## BEGIN Given data

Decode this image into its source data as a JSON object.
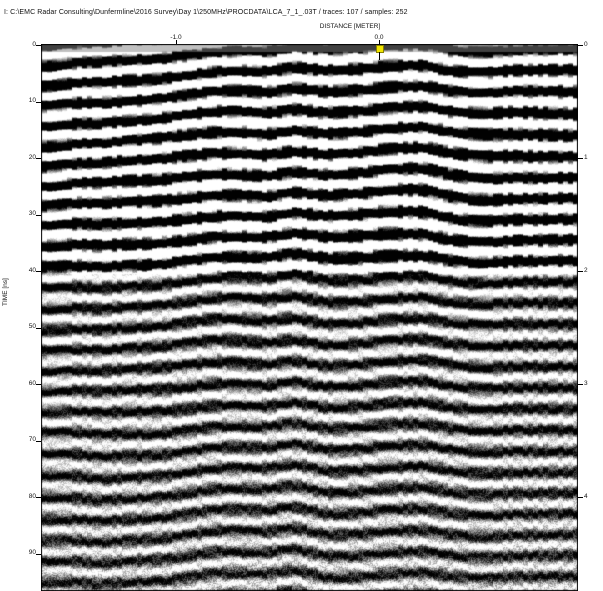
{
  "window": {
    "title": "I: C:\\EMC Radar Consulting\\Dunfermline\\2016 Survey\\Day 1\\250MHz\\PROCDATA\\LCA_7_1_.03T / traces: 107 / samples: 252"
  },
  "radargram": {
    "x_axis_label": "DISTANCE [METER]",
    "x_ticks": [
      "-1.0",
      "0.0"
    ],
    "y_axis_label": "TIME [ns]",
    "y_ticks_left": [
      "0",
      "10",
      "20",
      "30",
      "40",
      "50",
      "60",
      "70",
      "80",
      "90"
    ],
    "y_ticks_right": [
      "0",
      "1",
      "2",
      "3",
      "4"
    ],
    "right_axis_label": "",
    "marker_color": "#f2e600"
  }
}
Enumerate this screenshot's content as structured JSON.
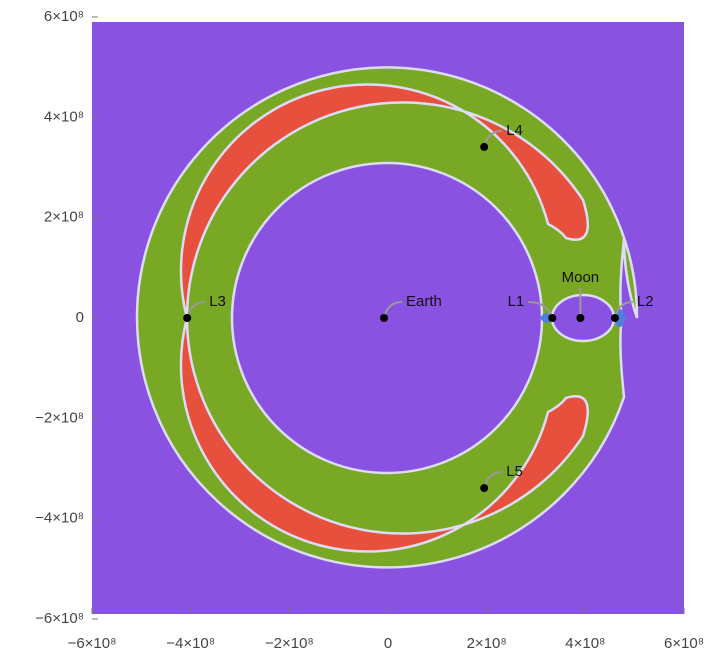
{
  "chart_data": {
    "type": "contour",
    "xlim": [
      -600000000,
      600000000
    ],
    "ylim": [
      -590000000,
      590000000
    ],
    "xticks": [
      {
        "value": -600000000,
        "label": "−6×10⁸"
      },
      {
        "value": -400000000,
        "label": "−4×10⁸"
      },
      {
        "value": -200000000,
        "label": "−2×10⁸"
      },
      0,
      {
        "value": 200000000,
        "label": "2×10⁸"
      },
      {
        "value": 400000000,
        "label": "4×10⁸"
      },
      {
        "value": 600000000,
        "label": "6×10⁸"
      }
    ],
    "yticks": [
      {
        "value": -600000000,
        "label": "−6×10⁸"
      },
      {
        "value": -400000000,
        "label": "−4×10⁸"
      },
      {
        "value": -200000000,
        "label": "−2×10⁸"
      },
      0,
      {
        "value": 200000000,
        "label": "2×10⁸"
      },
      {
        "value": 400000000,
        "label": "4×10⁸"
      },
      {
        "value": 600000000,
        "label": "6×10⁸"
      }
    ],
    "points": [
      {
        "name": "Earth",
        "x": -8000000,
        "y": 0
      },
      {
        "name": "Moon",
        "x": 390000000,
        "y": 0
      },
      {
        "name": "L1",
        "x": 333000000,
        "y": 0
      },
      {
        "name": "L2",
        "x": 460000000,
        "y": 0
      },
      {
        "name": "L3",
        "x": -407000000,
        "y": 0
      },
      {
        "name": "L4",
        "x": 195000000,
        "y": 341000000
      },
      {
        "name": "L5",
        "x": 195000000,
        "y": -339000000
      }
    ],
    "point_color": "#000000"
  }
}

## END Given data
## BEGIN Given data

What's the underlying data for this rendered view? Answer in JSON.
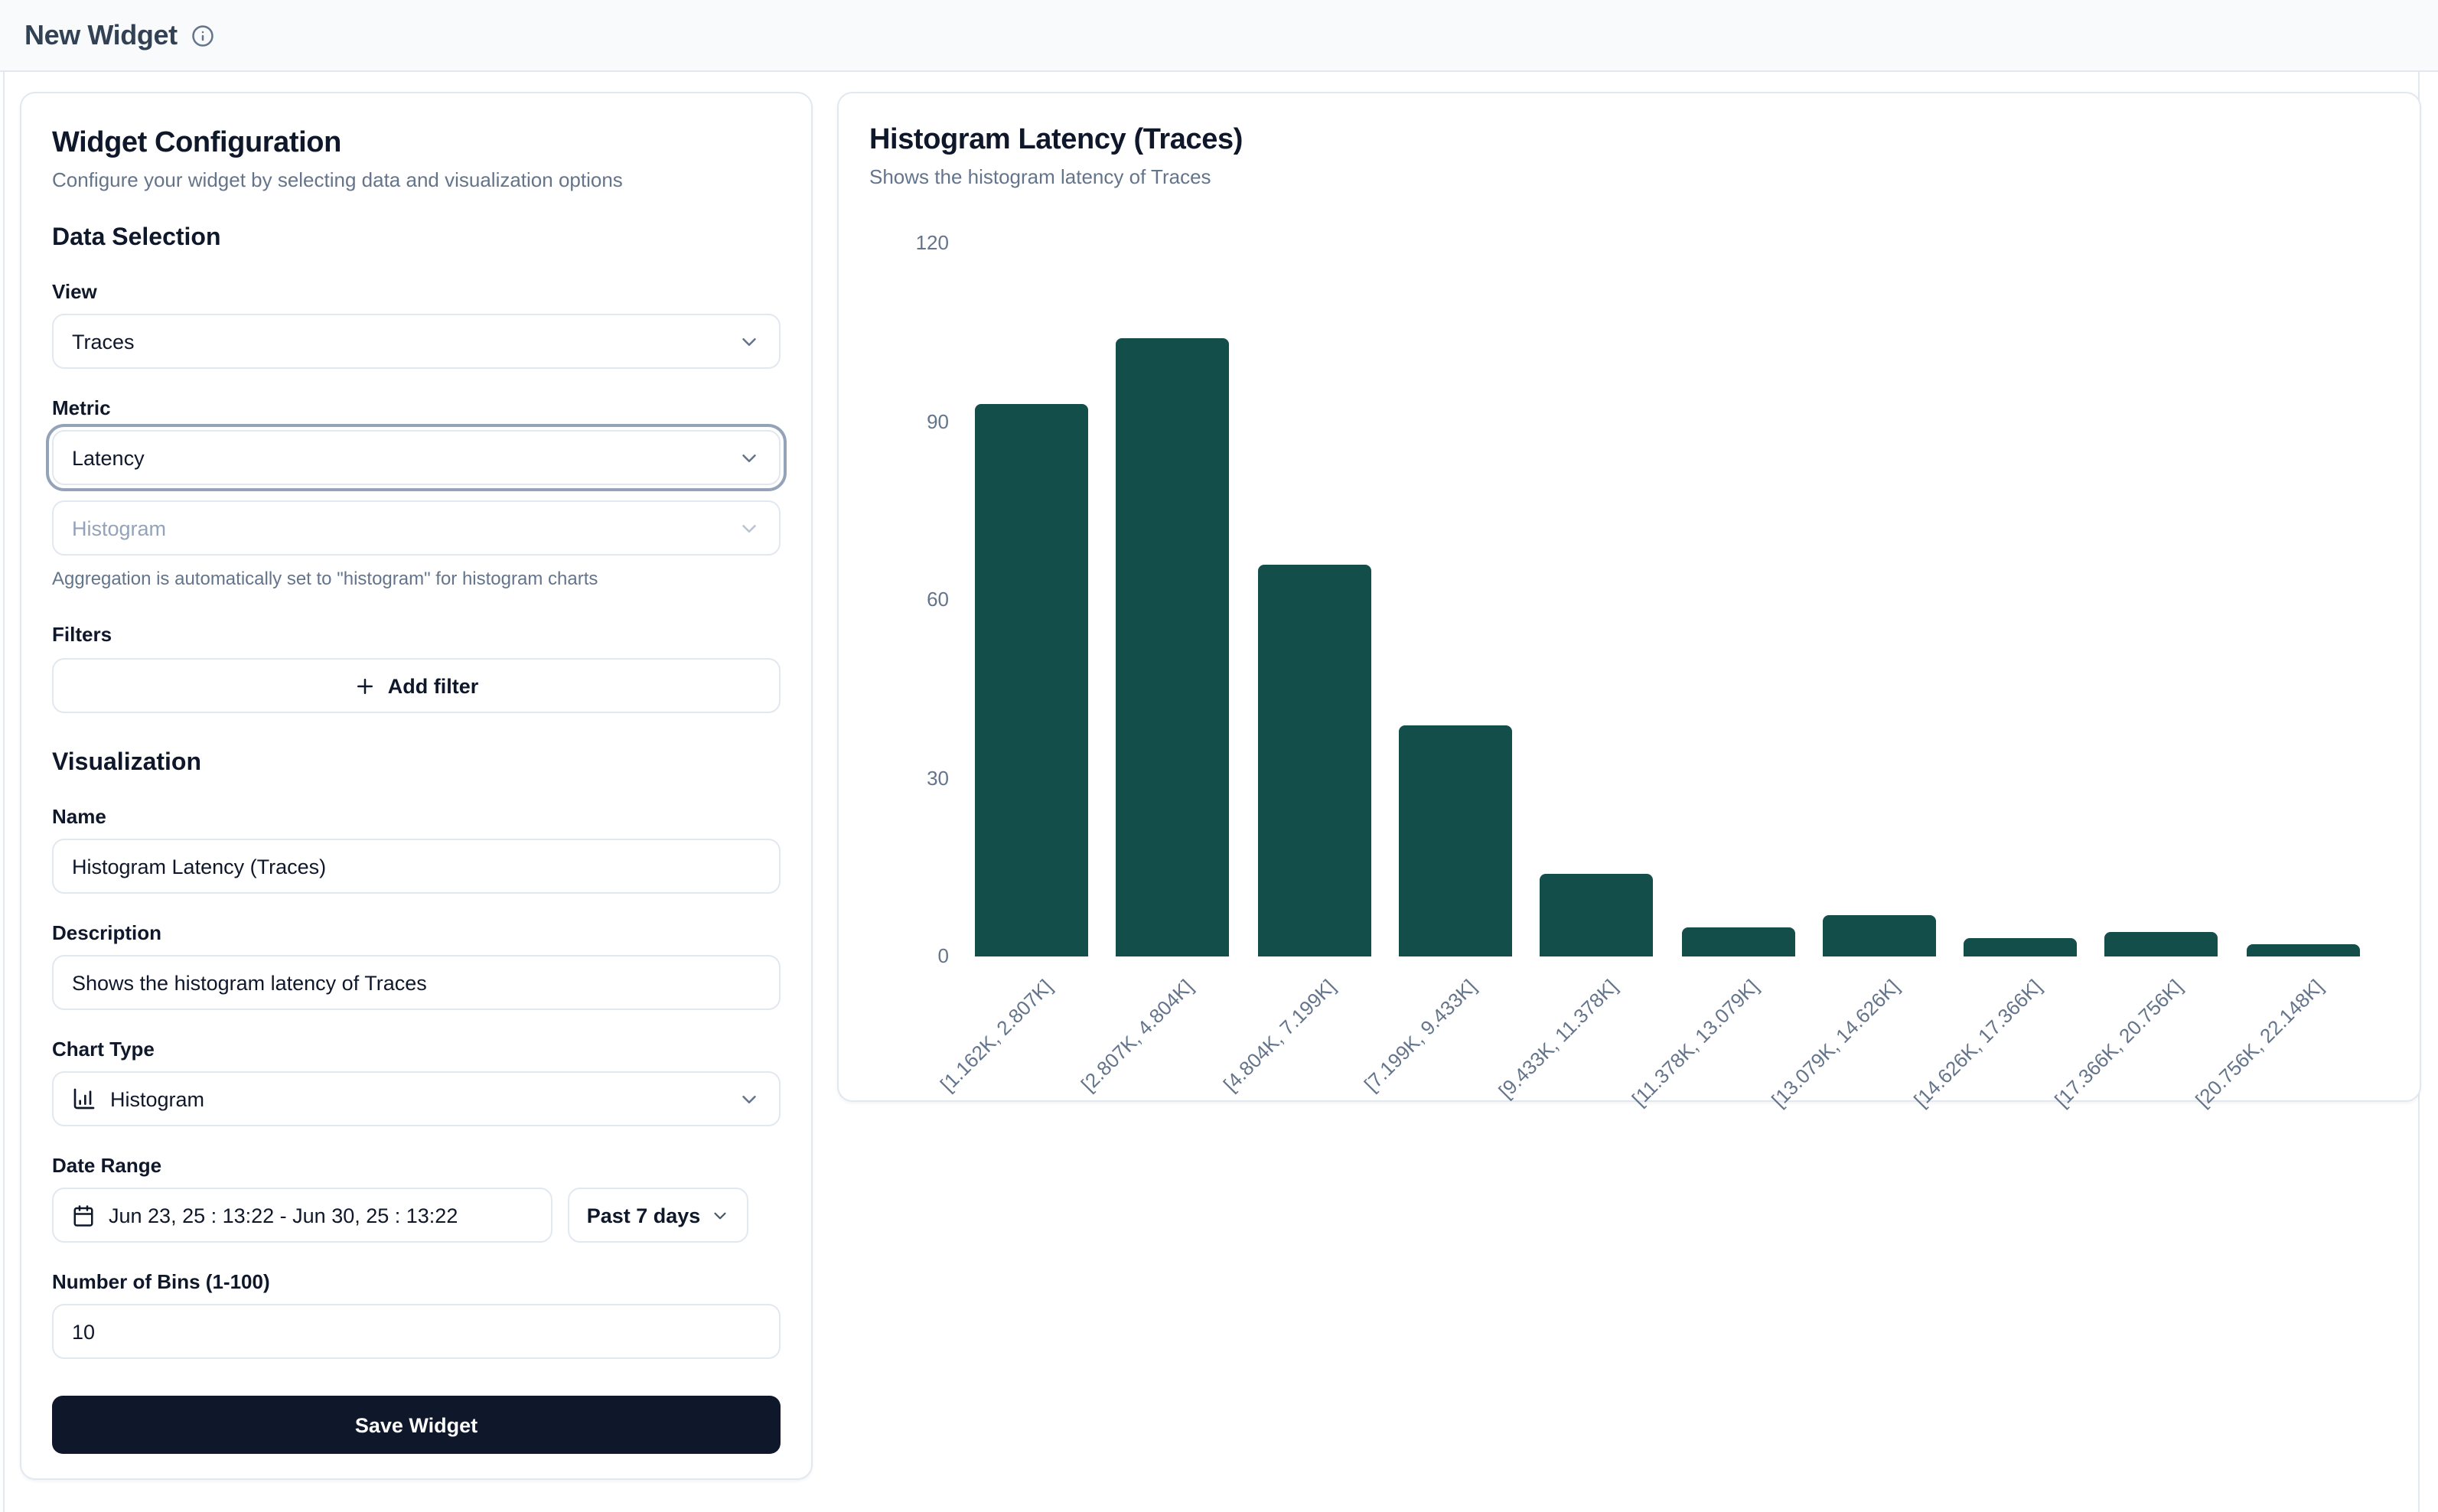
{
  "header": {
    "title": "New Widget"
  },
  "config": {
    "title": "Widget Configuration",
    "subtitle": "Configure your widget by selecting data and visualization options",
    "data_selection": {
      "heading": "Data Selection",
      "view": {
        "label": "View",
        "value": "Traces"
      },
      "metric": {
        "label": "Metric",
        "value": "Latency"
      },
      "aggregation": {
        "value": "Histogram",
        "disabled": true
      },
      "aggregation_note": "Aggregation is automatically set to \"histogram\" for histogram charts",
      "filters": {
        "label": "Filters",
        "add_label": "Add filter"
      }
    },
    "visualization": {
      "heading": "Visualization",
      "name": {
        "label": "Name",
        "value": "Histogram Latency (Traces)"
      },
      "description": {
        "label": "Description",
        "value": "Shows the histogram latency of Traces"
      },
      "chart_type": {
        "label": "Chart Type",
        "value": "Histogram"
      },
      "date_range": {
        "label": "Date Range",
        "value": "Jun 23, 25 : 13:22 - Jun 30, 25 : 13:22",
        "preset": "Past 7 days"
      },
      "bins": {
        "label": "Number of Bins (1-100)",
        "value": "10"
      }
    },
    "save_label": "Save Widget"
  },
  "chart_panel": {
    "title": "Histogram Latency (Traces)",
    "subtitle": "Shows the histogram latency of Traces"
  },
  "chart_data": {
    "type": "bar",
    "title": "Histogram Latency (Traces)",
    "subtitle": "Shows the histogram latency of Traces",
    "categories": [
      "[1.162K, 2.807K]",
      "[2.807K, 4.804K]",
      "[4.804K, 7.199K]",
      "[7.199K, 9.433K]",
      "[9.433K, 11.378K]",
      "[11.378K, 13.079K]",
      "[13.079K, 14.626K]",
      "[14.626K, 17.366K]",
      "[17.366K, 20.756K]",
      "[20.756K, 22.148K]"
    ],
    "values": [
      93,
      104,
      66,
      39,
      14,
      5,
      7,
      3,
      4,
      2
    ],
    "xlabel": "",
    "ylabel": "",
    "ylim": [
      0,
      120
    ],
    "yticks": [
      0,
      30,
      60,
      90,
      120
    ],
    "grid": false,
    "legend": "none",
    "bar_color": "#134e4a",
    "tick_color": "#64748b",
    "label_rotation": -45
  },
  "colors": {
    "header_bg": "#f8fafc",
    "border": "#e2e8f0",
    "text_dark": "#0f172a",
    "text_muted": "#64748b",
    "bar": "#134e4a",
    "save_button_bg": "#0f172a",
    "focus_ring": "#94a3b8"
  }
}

## END Given data

Task directions → Only a number is wanted: how many lines of the material include the word "subtitle".

Full answer → 3